## BEGIN SUPPLIED MATERIAL

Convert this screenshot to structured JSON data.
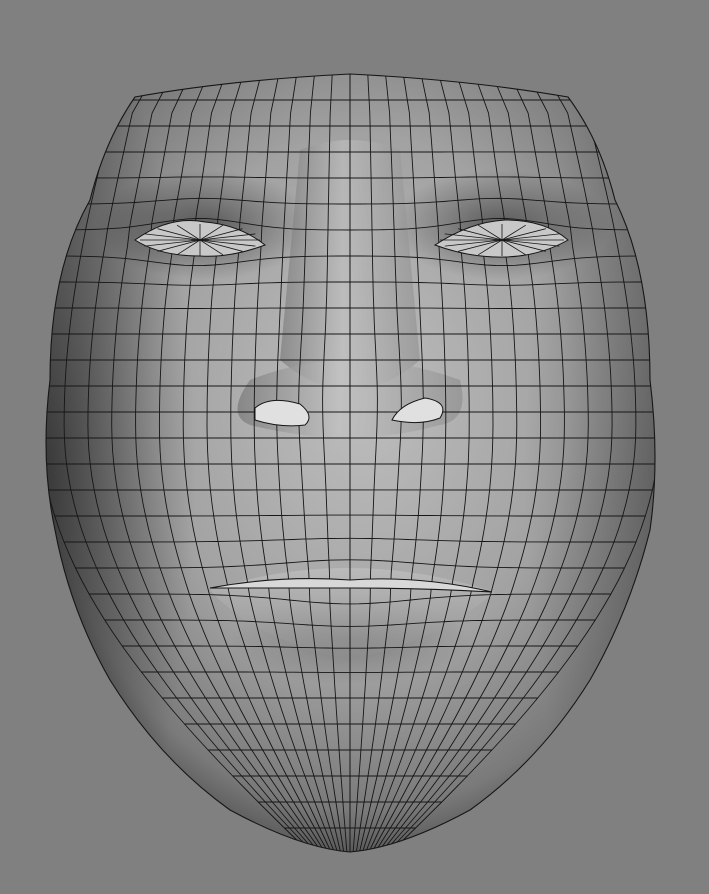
{
  "viewport": {
    "subject": "face-mesh",
    "background_color": "#808080",
    "surface_color": "#9c9c9c",
    "wire_color": "#161616",
    "shading": "smooth-shaded-with-wireframe",
    "view": "front"
  }
}
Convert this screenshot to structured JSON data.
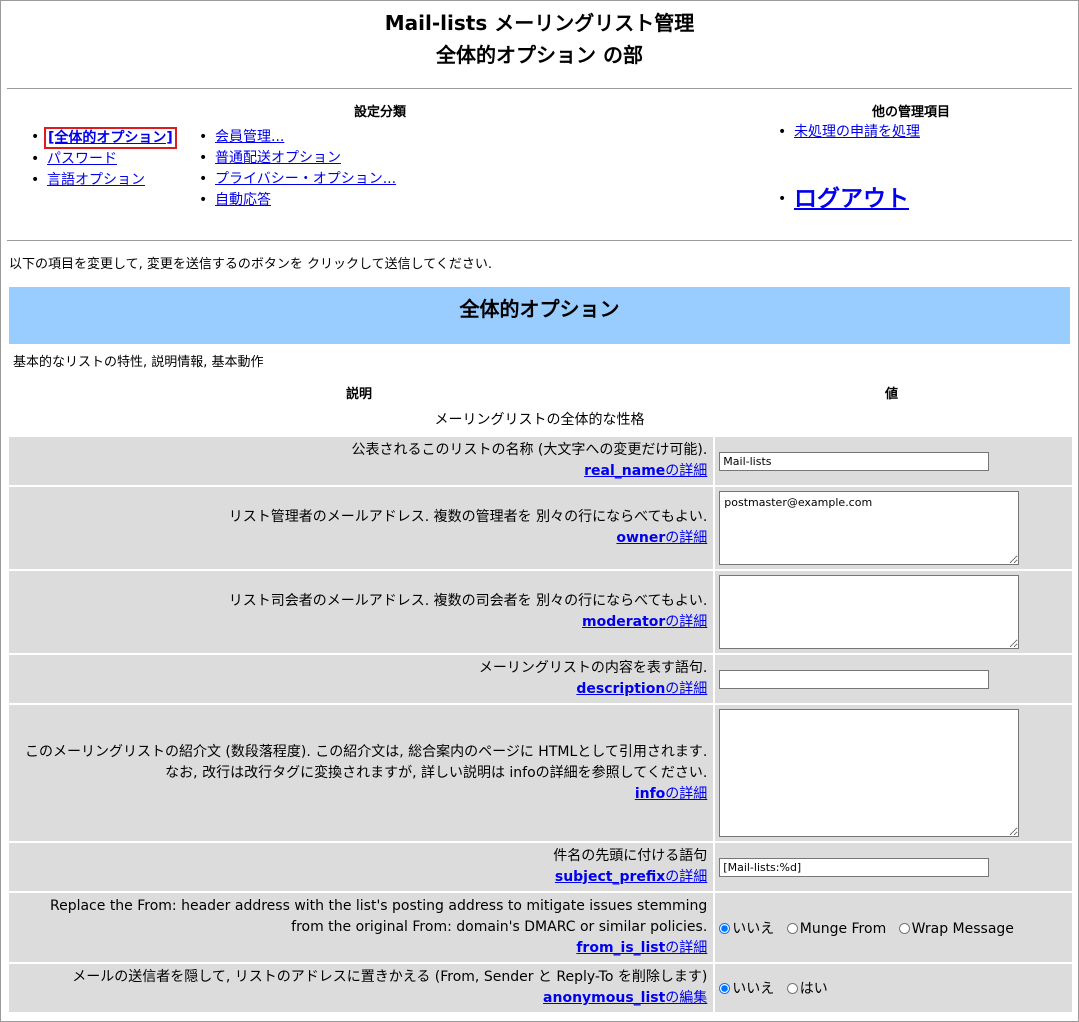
{
  "header": {
    "title_line1": "Mail-lists メーリングリスト管理",
    "title_line2": "全体的オプション の部"
  },
  "nav": {
    "settings_heading": "設定分類",
    "col1": [
      {
        "label": "[全体的オプション]",
        "current": true
      },
      {
        "label": "パスワード"
      },
      {
        "label": "言語オプション"
      }
    ],
    "col2": [
      {
        "label": "会員管理..."
      },
      {
        "label": "普通配送オプション"
      },
      {
        "label": "プライバシー・オプション..."
      },
      {
        "label": "自動応答"
      }
    ],
    "other_heading": "他の管理項目",
    "other_items": [
      {
        "label": "未処理の申請を処理"
      }
    ],
    "logout": "ログアウト"
  },
  "intro": "以下の項目を変更して, 変更を送信するのボタンを クリックして送信してください.",
  "section": {
    "banner": "全体的オプション",
    "description": "基本的なリストの特性, 説明情報, 基本動作",
    "col_desc": "説明",
    "col_value": "値",
    "category": "メーリングリストの全体的な性格"
  },
  "options": {
    "real_name": {
      "desc": "公表されるこのリストの名称 (大文字への変更だけ可能).",
      "help_key": "real_name",
      "help_suffix": "の詳細",
      "value": "Mail-lists"
    },
    "owner": {
      "desc": "リスト管理者のメールアドレス. 複数の管理者を 別々の行にならべてもよい.",
      "help_key": "owner",
      "help_suffix": "の詳細",
      "value": "postmaster@example.com"
    },
    "moderator": {
      "desc": "リスト司会者のメールアドレス. 複数の司会者を 別々の行にならべてもよい.",
      "help_key": "moderator",
      "help_suffix": "の詳細",
      "value": ""
    },
    "description": {
      "desc": "メーリングリストの内容を表す語句.",
      "help_key": "description",
      "help_suffix": "の詳細",
      "value": ""
    },
    "info": {
      "desc": "このメーリングリストの紹介文 (数段落程度). この紹介文は, 総合案内のページに HTMLとして引用されます. なお, 改行は改行タグに変換されますが, 詳しい説明は infoの詳細を参照してください.",
      "help_key": "info",
      "help_suffix": "の詳細",
      "value": ""
    },
    "subject_prefix": {
      "desc": "件名の先頭に付ける語句",
      "help_key": "subject_prefix",
      "help_suffix": "の詳細",
      "value": "[Mail-lists:%d]"
    },
    "from_is_list": {
      "desc_line1": "Replace the From: header address with the list's posting address to mitigate issues stemming",
      "desc_line2": "from the original From: domain's DMARC or similar policies.",
      "help_key": "from_is_list",
      "help_suffix": "の詳細",
      "choices": [
        "いいえ",
        "Munge From",
        "Wrap Message"
      ],
      "selected": "いいえ"
    },
    "anonymous_list": {
      "desc": "メールの送信者を隠して, リストのアドレスに置きかえる (From, Sender と Reply-To を削除します)",
      "help_key": "anonymous_list",
      "help_suffix": "の編集",
      "choices": [
        "いいえ",
        "はい"
      ],
      "selected": "いいえ"
    }
  }
}
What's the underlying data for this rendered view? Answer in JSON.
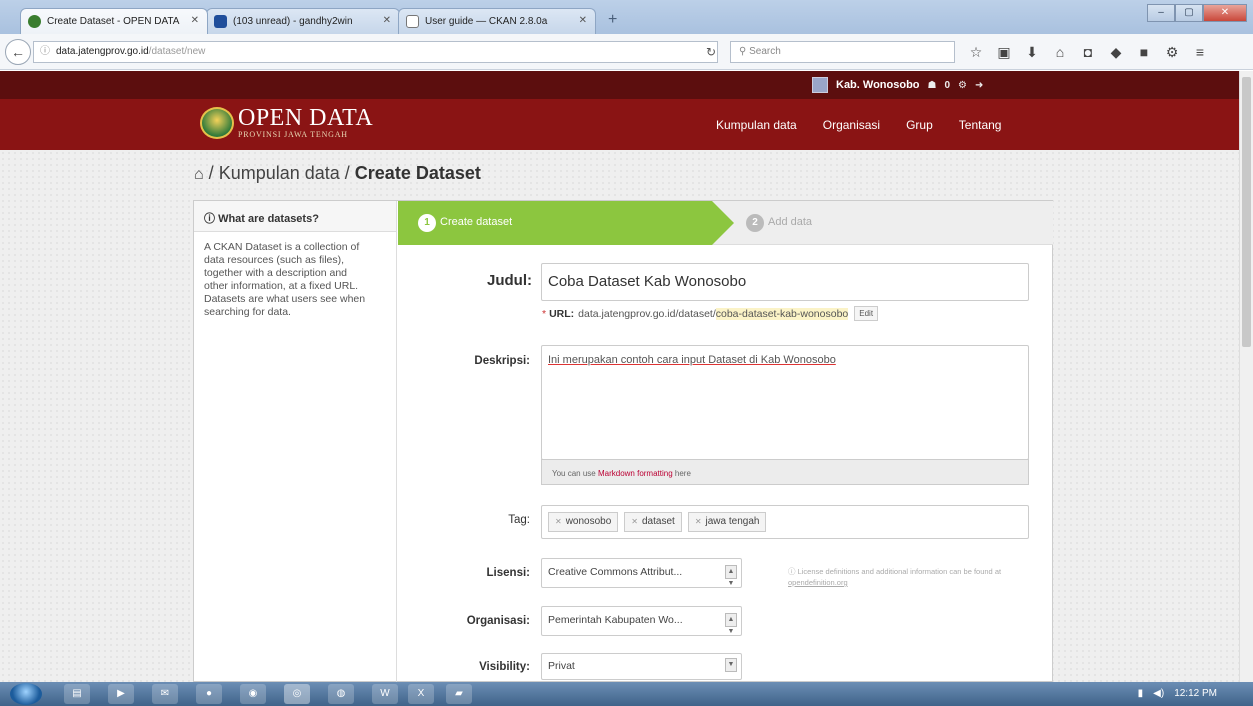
{
  "browser": {
    "tabs": [
      {
        "label": "Create Dataset - OPEN DATA",
        "icon": "open-data-favicon",
        "color": "#3a7d2f"
      },
      {
        "label": "(103 unread) - gandhy2win",
        "icon": "mail-icon",
        "color": "#1f4e9b"
      },
      {
        "label": "User guide — CKAN 2.8.0a",
        "icon": "document-icon",
        "color": "#777777"
      }
    ],
    "url_host": "data.jatengprov.go.id",
    "url_path": "/dataset/new",
    "search_placeholder": "Search",
    "toolbar_icons": [
      "☆",
      "▣",
      "⬇",
      "⌂",
      "◘",
      "◆",
      "■",
      "⚙",
      "≡"
    ]
  },
  "site": {
    "user_name": "Kab. Wonosobo",
    "activity_count": "0",
    "logo_title": "OPEN DATA",
    "logo_subtitle": "PROVINSI JAWA TENGAH",
    "nav": [
      "Kumpulan data",
      "Organisasi",
      "Grup",
      "Tentang"
    ]
  },
  "breadcrumb": {
    "parent": "Kumpulan data",
    "current": "Create Dataset"
  },
  "sidebar": {
    "heading": "What are datasets?",
    "text": "A CKAN Dataset is a collection of data resources (such as files), together with a description and other information, at a fixed URL. Datasets are what users see when searching for data."
  },
  "stages": [
    {
      "number": "1",
      "label": "Create dataset"
    },
    {
      "number": "2",
      "label": "Add data"
    }
  ],
  "form": {
    "title_label": "Judul:",
    "title_value": "Coba Dataset Kab Wonosobo",
    "url_label": "URL:",
    "url_prefix": "data.jatengprov.go.id/dataset/",
    "url_slug": "coba-dataset-kab-wonosobo",
    "edit_label": "Edit",
    "description_label": "Deskripsi:",
    "description_value": "Ini merupakan contoh cara input Dataset di Kab Wonosobo",
    "markdown_hint_prefix": "You can use ",
    "markdown_hint_link": "Markdown formatting",
    "markdown_hint_suffix": " here",
    "tag_label": "Tag:",
    "tags": [
      "wonosobo",
      "dataset",
      "jawa tengah"
    ],
    "license_label": "Lisensi:",
    "license_value": "Creative Commons Attribut...",
    "license_note_prefix": "License definitions and additional information can be found at ",
    "license_note_link": "opendefinition.org",
    "org_label": "Organisasi:",
    "org_value": "Pemerintah Kabupaten Wo...",
    "visibility_label": "Visibility:",
    "visibility_value": "Privat"
  },
  "taskbar": {
    "time": "12:12 PM"
  }
}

## END SUPPLIED MATERIAL

▸ **CHALLENGE**
For this exercise, gather every line of the data that contains the word "with".

▸ **OUTPUT BELOW**
    "shading": "smooth-shaded-with-wireframe",
      "desc_line1": "Replace the From: header address with the list's posting address to mitigate issues stemming",
    "text": "A CKAN Dataset is a collection of data resources (such as files), together with a description and other information, at a fixed URL. Datasets are what users see when searching for data."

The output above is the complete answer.